[Supplied entries]:

^^^^^^^^

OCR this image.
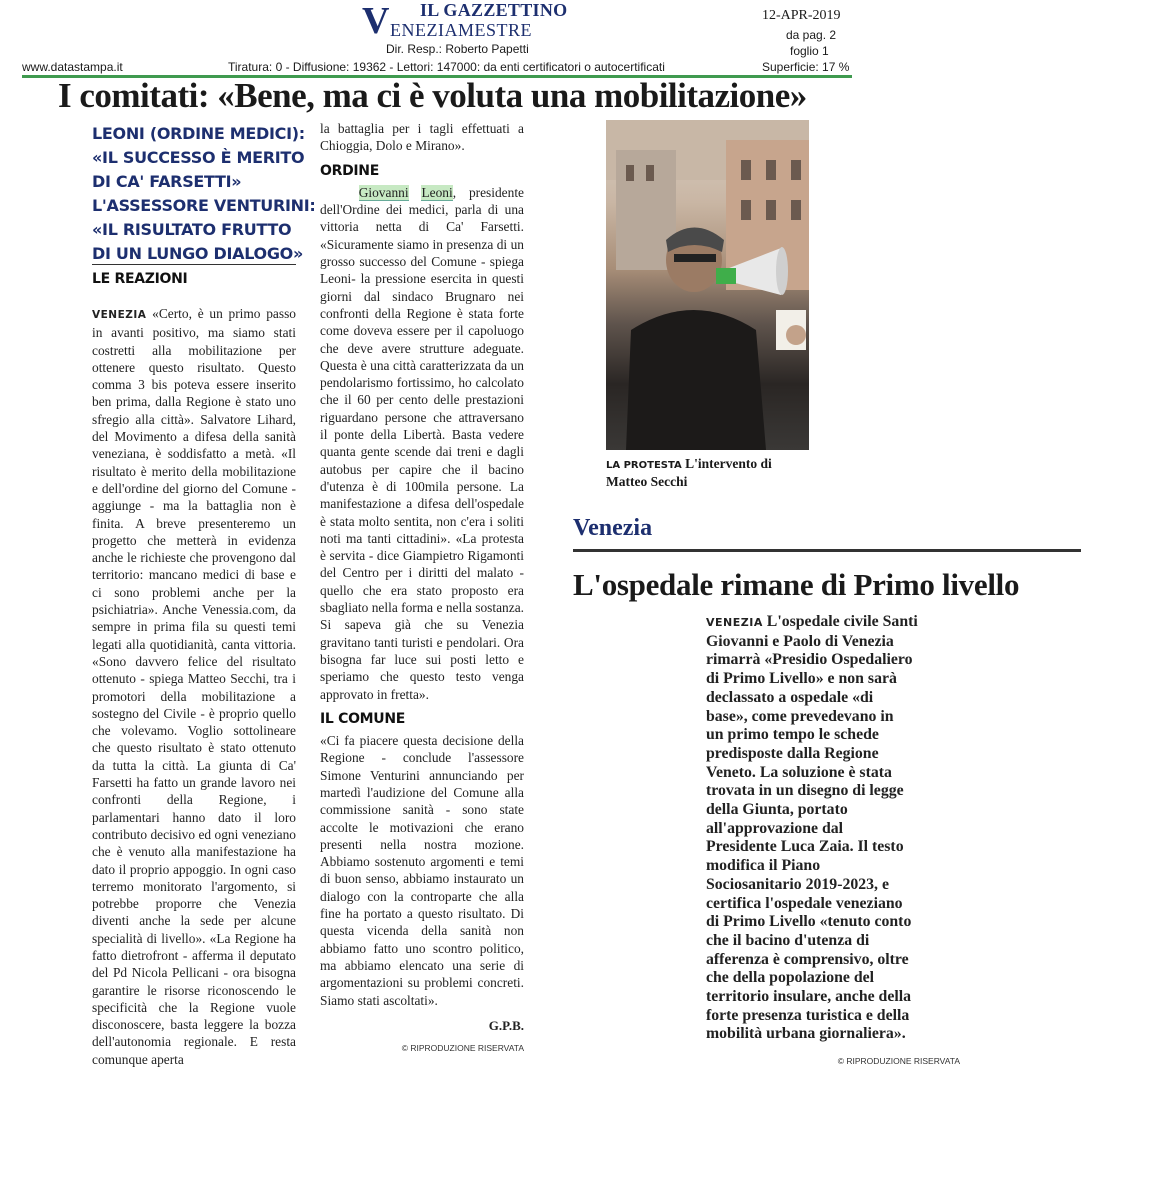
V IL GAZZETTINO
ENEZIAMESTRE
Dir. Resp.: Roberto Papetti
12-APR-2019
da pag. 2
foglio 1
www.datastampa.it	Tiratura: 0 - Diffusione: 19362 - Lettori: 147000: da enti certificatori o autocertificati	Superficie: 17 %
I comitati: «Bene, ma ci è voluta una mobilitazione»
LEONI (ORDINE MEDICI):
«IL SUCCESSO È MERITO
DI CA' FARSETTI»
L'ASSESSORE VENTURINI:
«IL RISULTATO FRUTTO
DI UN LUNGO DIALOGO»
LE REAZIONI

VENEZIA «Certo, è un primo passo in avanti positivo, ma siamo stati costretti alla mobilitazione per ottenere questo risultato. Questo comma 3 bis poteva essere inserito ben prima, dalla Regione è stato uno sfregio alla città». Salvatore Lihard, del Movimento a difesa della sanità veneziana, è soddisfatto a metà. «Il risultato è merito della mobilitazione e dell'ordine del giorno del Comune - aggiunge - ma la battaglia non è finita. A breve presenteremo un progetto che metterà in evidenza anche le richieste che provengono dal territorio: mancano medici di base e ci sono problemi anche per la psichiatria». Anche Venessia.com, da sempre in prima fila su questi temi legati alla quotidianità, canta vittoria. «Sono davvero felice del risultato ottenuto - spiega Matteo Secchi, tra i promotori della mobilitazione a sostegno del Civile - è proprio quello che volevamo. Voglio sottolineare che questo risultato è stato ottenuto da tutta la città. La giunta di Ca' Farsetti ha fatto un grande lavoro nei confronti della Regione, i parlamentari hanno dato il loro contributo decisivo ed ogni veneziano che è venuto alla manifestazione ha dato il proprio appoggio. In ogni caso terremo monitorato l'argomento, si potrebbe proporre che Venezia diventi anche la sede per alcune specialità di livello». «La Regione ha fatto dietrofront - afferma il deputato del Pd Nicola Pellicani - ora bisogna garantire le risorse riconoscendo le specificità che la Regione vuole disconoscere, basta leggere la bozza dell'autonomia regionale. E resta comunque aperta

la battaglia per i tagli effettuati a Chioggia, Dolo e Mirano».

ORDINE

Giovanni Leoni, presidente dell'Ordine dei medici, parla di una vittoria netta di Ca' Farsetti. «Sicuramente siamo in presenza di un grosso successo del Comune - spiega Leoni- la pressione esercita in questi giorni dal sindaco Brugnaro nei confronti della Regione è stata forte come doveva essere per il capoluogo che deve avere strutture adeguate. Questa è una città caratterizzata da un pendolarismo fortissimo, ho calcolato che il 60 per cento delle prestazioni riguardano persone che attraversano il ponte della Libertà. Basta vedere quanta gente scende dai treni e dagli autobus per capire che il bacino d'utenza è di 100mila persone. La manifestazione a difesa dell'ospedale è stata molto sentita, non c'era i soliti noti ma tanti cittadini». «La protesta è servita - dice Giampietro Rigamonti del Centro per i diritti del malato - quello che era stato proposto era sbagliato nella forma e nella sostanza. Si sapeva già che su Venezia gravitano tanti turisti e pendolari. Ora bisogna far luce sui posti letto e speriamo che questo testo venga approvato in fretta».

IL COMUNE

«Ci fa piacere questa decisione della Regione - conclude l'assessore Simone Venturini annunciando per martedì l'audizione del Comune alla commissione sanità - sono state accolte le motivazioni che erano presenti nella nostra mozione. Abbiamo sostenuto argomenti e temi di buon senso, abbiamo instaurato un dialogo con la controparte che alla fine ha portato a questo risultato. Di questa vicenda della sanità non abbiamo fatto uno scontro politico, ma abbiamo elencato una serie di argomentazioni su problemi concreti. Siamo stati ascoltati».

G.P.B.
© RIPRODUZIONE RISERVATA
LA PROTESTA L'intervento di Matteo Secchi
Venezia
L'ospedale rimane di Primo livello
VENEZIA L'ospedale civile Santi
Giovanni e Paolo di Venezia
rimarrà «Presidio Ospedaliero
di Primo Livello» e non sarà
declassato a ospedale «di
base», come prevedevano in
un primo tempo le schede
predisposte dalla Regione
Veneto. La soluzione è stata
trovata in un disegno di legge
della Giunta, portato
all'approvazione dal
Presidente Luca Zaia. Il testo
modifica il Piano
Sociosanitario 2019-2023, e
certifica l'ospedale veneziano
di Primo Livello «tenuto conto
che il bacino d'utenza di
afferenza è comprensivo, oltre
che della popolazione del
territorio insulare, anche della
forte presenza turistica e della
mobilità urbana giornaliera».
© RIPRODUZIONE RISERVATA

^^^^^^^^

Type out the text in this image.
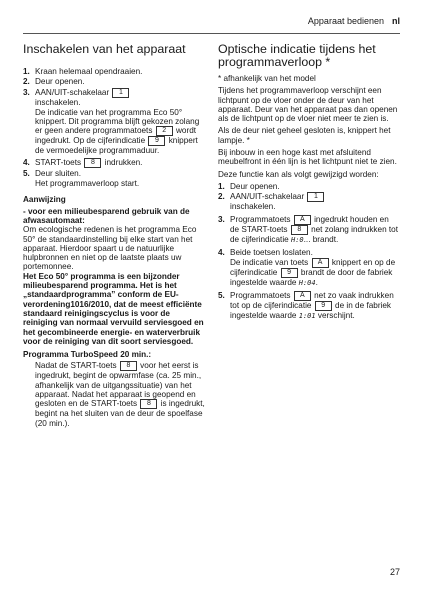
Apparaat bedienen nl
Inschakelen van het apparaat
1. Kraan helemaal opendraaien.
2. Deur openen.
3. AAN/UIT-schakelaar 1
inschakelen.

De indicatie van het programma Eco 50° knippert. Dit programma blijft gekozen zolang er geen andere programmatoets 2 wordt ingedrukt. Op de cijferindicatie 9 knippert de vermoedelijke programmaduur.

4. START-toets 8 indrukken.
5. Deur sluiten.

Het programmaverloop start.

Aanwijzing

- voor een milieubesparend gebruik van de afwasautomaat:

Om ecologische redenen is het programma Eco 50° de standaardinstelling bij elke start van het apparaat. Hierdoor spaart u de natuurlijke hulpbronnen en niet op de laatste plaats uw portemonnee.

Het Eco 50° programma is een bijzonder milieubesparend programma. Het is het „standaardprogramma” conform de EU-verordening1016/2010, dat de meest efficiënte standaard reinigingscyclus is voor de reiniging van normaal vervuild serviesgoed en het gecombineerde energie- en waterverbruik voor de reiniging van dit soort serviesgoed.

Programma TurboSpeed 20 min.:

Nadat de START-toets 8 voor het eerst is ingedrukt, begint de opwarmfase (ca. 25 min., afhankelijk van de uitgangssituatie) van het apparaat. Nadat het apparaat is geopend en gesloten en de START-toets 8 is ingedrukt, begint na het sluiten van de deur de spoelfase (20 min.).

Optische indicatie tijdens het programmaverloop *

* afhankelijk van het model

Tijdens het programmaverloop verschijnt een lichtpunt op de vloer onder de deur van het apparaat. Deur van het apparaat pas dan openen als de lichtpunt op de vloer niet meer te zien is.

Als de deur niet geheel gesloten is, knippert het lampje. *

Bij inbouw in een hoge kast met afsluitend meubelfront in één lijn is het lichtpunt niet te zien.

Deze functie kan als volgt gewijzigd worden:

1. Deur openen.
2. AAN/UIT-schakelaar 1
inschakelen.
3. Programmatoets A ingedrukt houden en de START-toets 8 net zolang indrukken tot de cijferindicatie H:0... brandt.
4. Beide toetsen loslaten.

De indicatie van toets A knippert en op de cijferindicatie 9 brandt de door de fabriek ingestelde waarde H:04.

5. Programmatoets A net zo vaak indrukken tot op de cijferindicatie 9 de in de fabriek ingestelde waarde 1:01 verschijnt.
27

^^^^^^^^

[Problem to work on]: Identify and copy lines that hold the string "ingestelde".

[Task answer]:
De indicatie van toets A knippert en op de cijferindicatie 9 brandt de door de fabriek ingestelde waarde H:04.
5. Programmatoets A net zo vaak indrukken tot op de cijferindicatie 9 de in de fabriek ingestelde waarde 1:01 verschijnt.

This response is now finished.